Loslassen ist nicht immer Jubel, Trubel, Heiterkeit. Besonders nicht, wenn Du Deine Heiterkeit loslässt.

Manchmal entscheiden wir uns bewusst dafür, Menschen, Situationen und Orte loszulassen. Wir trennen uns von unserem Partner, kündigen die Mitgliedschaft im Fitnessstudio oder ziehen um. Und manchmal entscheiden wir uns unbewusst dafür und hadern in unserem Kopf mit der Wahl unserer Seele. Wir distanzieren uns schleichend von Freundschaften, bis wir merken, dass wir schon lange keine Freunde mehr sind. Wir sagen im Gespräch nicht mehr so oft unsere Meinung, bis wir merken, dass es schon lange nur noch eine Schönwetter-Unterhaltung ist. Wir unterdrücken unser Lachen in jeder Mittagspause mehr, bis wir merken, dass wir uns an die freudlosen Gesichter im Großraumbüro angepasst haben. Wir stellen unsere eigenen Bedürfnisse Tag für Tag zurück, bis wir merken, dass wir nur noch für andere da sind. Wir verlieren Schimmer für Schimmer unser Leuchten, bis wir merken, dass wir im Dunkeln stehen.

# ZIEL
Gib den Text über das Loslassen vollständig und Wort für Wort wieder. Die Daten haben damit nichts zu tun.

# DATENAUSZUG
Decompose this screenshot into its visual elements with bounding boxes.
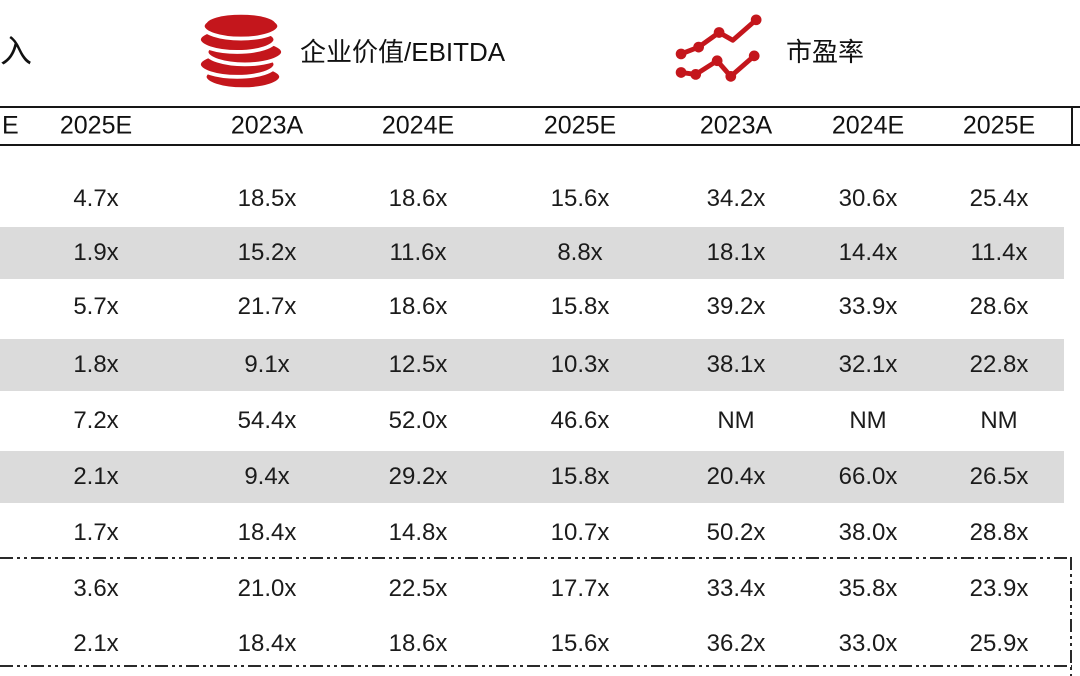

# LÖSUNG
Loslassen ist nicht immer Jubel, Trubel, Heiterkeit. Besonders nicht, wenn Du Deine Heiterkeit loslässt.

Manchmal entscheiden wir uns bewusst dafür, Menschen, Situationen und Orte loszulassen. Wir trennen uns von unserem Partner, kündigen die Mitgliedschaft im Fitnessstudio oder ziehen um. Und manchmal entscheiden wir uns unbewusst dafür und hadern in unserem Kopf mit der Wahl unserer Seele. Wir distanzieren uns schleichend von Freundschaften, bis wir merken, dass wir schon lange keine Freunde mehr sind. Wir sagen im Gespräch nicht mehr so oft unsere Meinung, bis wir merken, dass es schon lange nur noch eine Schönwetter-Unterhaltung ist. Wir unterdrücken unser Lachen in jeder Mittagspause mehr, bis wir merken, dass wir uns an die freudlosen Gesichter im Großraumbüro angepasst haben. Wir stellen unsere eigenen Bedürfnisse Tag für Tag zurück, bis wir merken, dass wir nur noch für andere da sind. Wir verlieren Schimmer für Schimmer unser Leuchten, bis wir merken, dass wir im Dunkeln stehen.